Figure collection entries:
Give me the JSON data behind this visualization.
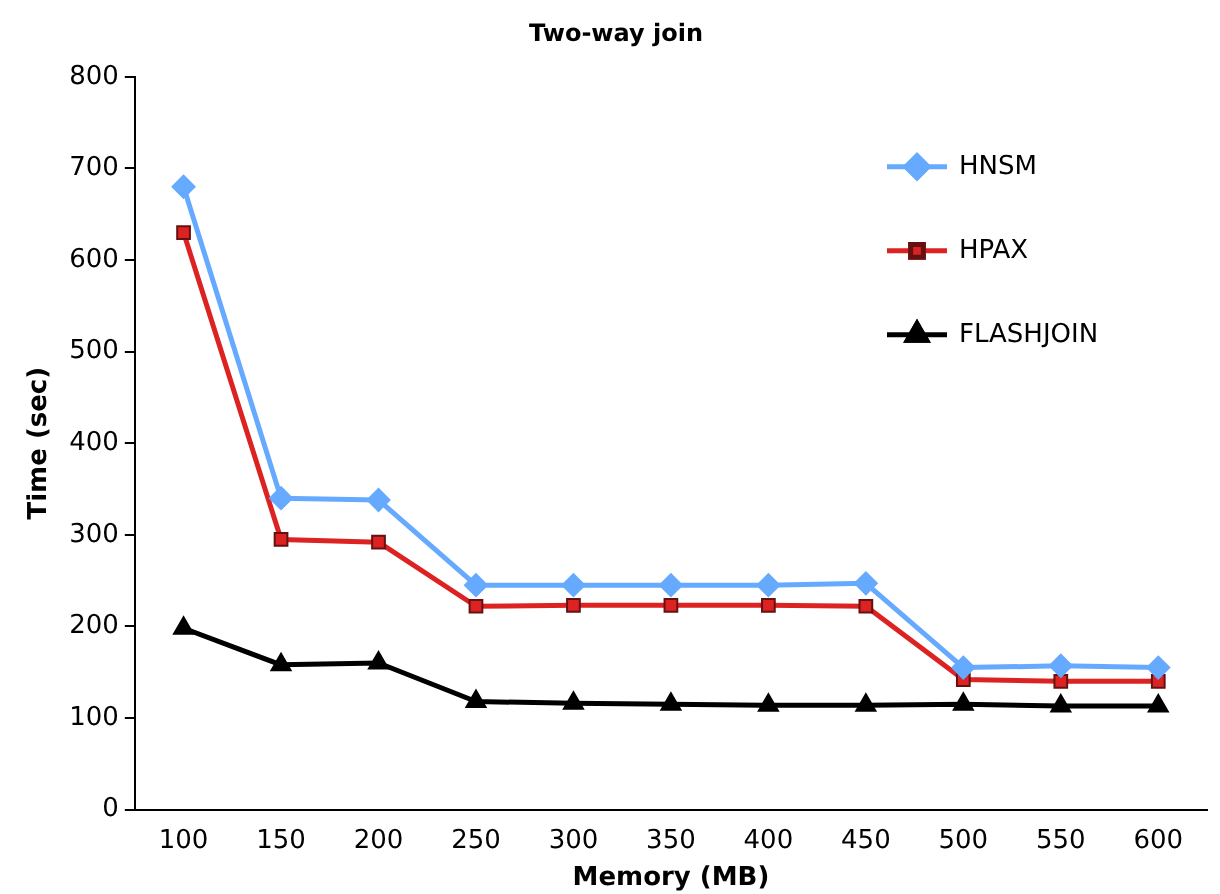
{
  "chart_data": {
    "type": "line",
    "title": "Two-way join",
    "xlabel": "Memory (MB)",
    "ylabel": "Time (sec)",
    "categories": [
      "100",
      "150",
      "200",
      "250",
      "300",
      "350",
      "400",
      "450",
      "500",
      "550",
      "600"
    ],
    "series": [
      {
        "name": "HNSM",
        "color": "#66aaff",
        "marker": "diamond",
        "values": [
          680,
          340,
          338,
          245,
          245,
          245,
          245,
          247,
          155,
          157,
          155
        ]
      },
      {
        "name": "HPAX",
        "color": "#dd2222",
        "marker": "square",
        "values": [
          630,
          295,
          292,
          222,
          223,
          223,
          223,
          222,
          142,
          140,
          140
        ]
      },
      {
        "name": "FLASHJOIN",
        "color": "#000000",
        "marker": "triangle",
        "values": [
          198,
          158,
          160,
          118,
          116,
          115,
          114,
          114,
          115,
          113,
          113
        ]
      }
    ],
    "ylim": [
      0,
      800
    ],
    "yticks": [
      0,
      100,
      200,
      300,
      400,
      500,
      600,
      700,
      800
    ],
    "grid": false,
    "legend": "right"
  }
}
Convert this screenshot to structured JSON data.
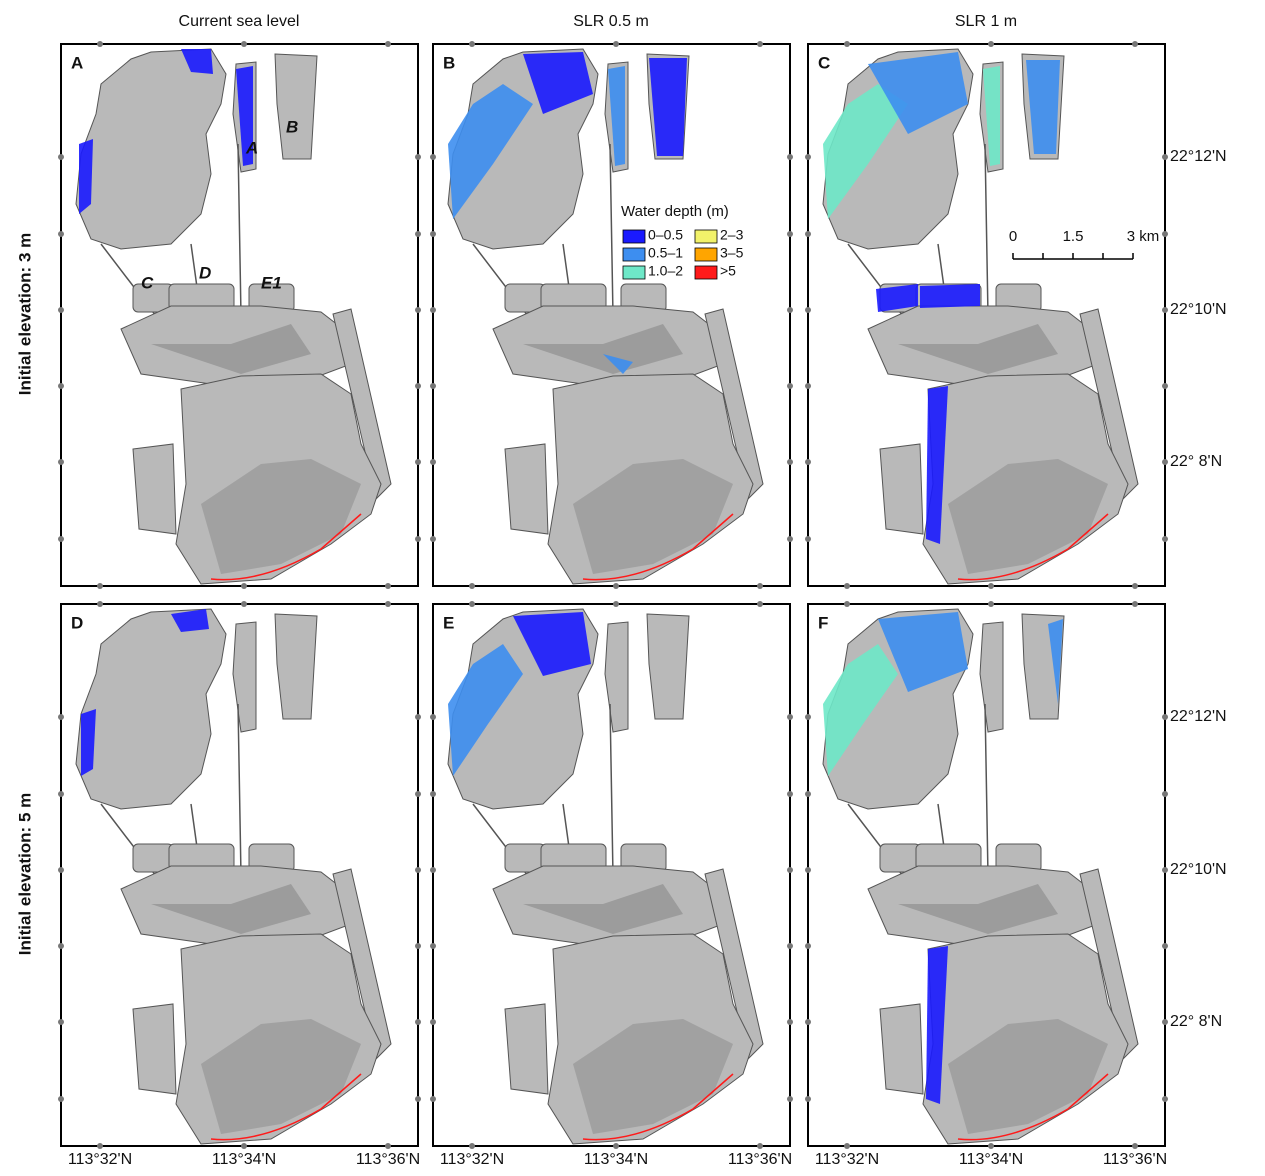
{
  "columns": [
    "Current sea level",
    "SLR 0.5 m",
    "SLR 1 m"
  ],
  "rows": [
    "Initial elevation: 3 m",
    "Initial elevation: 5 m"
  ],
  "panels": [
    "A",
    "B",
    "C",
    "D",
    "E",
    "F"
  ],
  "region_labels": [
    "A",
    "B",
    "C",
    "D",
    "E1"
  ],
  "legend": {
    "title": "Water depth (m)",
    "items": [
      {
        "label": "0–0.5",
        "color": "#1a1aff"
      },
      {
        "label": "0.5–1",
        "color": "#3d8ef0"
      },
      {
        "label": "1.0–2",
        "color": "#6ee8c8"
      },
      {
        "label": "2–3",
        "color": "#f2f26a"
      },
      {
        "label": "3–5",
        "color": "#ffa500"
      },
      {
        "label": ">5",
        "color": "#ff1a1a"
      }
    ]
  },
  "scale_bar": [
    "0",
    "1.5",
    "3 km"
  ],
  "lat_labels": [
    "22°12'N",
    "22°10'N",
    "22° 8'N"
  ],
  "lon_labels": [
    "113°32'N",
    "113°34'N",
    "113°36'N"
  ]
}
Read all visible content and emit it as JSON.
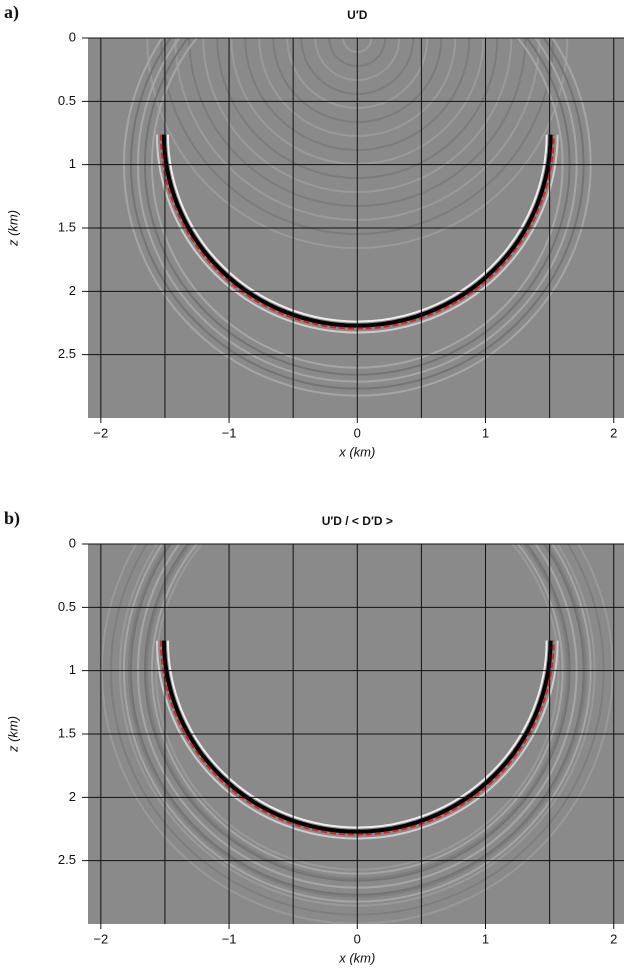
{
  "chart_data": [
    {
      "type": "image",
      "label": "a)",
      "title": "U′D",
      "xlabel": "x (km)",
      "ylabel": "z (km)",
      "xlim": [
        -2.1,
        2.08
      ],
      "ylim": [
        0,
        3
      ],
      "xticks": [
        {
          "value": -2,
          "label": "−2"
        },
        {
          "value": -1,
          "label": "−1"
        },
        0,
        1,
        2
      ],
      "yticks": [
        0,
        0.5,
        1,
        1.5,
        2,
        2.5
      ],
      "xgrid": [
        -2,
        -1.5,
        -1,
        -0.5,
        0,
        0.5,
        1,
        1.5,
        2
      ],
      "grid": true,
      "y_inverted": true
    },
    {
      "type": "image",
      "label": "b)",
      "title": "U′D / < D′D >",
      "xlabel": "x (km)",
      "ylabel": "z (km)",
      "xlim": [
        -2.1,
        2.08
      ],
      "ylim": [
        0,
        3
      ],
      "xticks": [
        {
          "value": -2,
          "label": "−2"
        },
        {
          "value": -1,
          "label": "−1"
        },
        0,
        1,
        2
      ],
      "yticks": [
        0,
        0.5,
        1,
        1.5,
        2,
        2.5
      ],
      "xgrid": [
        -2,
        -1.5,
        -1,
        -0.5,
        0,
        0.5,
        1,
        1.5,
        2
      ],
      "grid": true,
      "y_inverted": true
    }
  ]
}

▶ _INSTRUCTIONS TO FOLLOW_:
Leave the images out and output the remaining material exactly as it stands.

▶ _EXERCISE ANSWER_:
Give me the JSON data behind this visualization.
{
  "chart_data": {
    "type": "line",
    "title": "Two-way join",
    "xlabel": "Memory (MB)",
    "ylabel": "Time (sec)",
    "categories": [
      "100",
      "150",
      "200",
      "250",
      "300",
      "350",
      "400",
      "450",
      "500",
      "550",
      "600"
    ],
    "series": [
      {
        "name": "HNSM",
        "color": "#66aaff",
        "marker": "diamond",
        "values": [
          680,
          340,
          338,
          245,
          245,
          245,
          245,
          247,
          155,
          157,
          155
        ]
      },
      {
        "name": "HPAX",
        "color": "#dd2222",
        "marker": "square",
        "values": [
          630,
          295,
          292,
          222,
          223,
          223,
          223,
          222,
          142,
          140,
          140
        ]
      },
      {
        "name": "FLASHJOIN",
        "color": "#000000",
        "marker": "triangle",
        "values": [
          198,
          158,
          160,
          118,
          116,
          115,
          114,
          114,
          115,
          113,
          113
        ]
      }
    ],
    "ylim": [
      0,
      800
    ],
    "yticks": [
      0,
      100,
      200,
      300,
      400,
      500,
      600,
      700,
      800
    ],
    "grid": false,
    "legend": "right"
  }
}
Convert this screenshot to structured JSON data.
{
  "columns": [
    "Current sea level",
    "SLR 0.5 m",
    "SLR 1 m"
  ],
  "rows": [
    "Initial elevation: 3 m",
    "Initial elevation: 5 m"
  ],
  "panels": [
    "A",
    "B",
    "C",
    "D",
    "E",
    "F"
  ],
  "region_labels": [
    "A",
    "B",
    "C",
    "D",
    "E1"
  ],
  "legend": {
    "title": "Water depth (m)",
    "items": [
      {
        "label": "0–0.5",
        "color": "#1a1aff"
      },
      {
        "label": "0.5–1",
        "color": "#3d8ef0"
      },
      {
        "label": "1.0–2",
        "color": "#6ee8c8"
      },
      {
        "label": "2–3",
        "color": "#f2f26a"
      },
      {
        "label": "3–5",
        "color": "#ffa500"
      },
      {
        "label": ">5",
        "color": "#ff1a1a"
      }
    ]
  },
  "scale_bar": [
    "0",
    "1.5",
    "3 km"
  ],
  "lat_labels": [
    "22°12'N",
    "22°10'N",
    "22° 8'N"
  ],
  "lon_labels": [
    "113°32'N",
    "113°34'N",
    "113°36'N"
  ]
}
Read all visible content and emit it as JSON.
{
  "chart_data": [
    {
      "type": "image",
      "label": "a)",
      "title": "U′D",
      "xlabel": "x (km)",
      "ylabel": "z (km)",
      "xlim": [
        -2.1,
        2.08
      ],
      "ylim": [
        0,
        3
      ],
      "xticks": [
        {
          "value": -2,
          "label": "−2"
        },
        {
          "value": -1,
          "label": "−1"
        },
        0,
        1,
        2
      ],
      "yticks": [
        0,
        0.5,
        1,
        1.5,
        2,
        2.5
      ],
      "xgrid": [
        -2,
        -1.5,
        -1,
        -0.5,
        0,
        0.5,
        1,
        1.5,
        2
      ],
      "grid": true,
      "y_inverted": true
    },
    {
      "type": "image",
      "label": "b)",
      "title": "U′D / < D′D >",
      "xlabel": "x (km)",
      "ylabel": "z (km)",
      "xlim": [
        -2.1,
        2.08
      ],
      "ylim": [
        0,
        3
      ],
      "xticks": [
        {
          "value": -2,
          "label": "−2"
        },
        {
          "value": -1,
          "label": "−1"
        },
        0,
        1,
        2
      ],
      "yticks": [
        0,
        0.5,
        1,
        1.5,
        2,
        2.5
      ],
      "xgrid": [
        -2,
        -1.5,
        -1,
        -0.5,
        0,
        0.5,
        1,
        1.5,
        2
      ],
      "grid": true,
      "y_inverted": true
    }
  ]
}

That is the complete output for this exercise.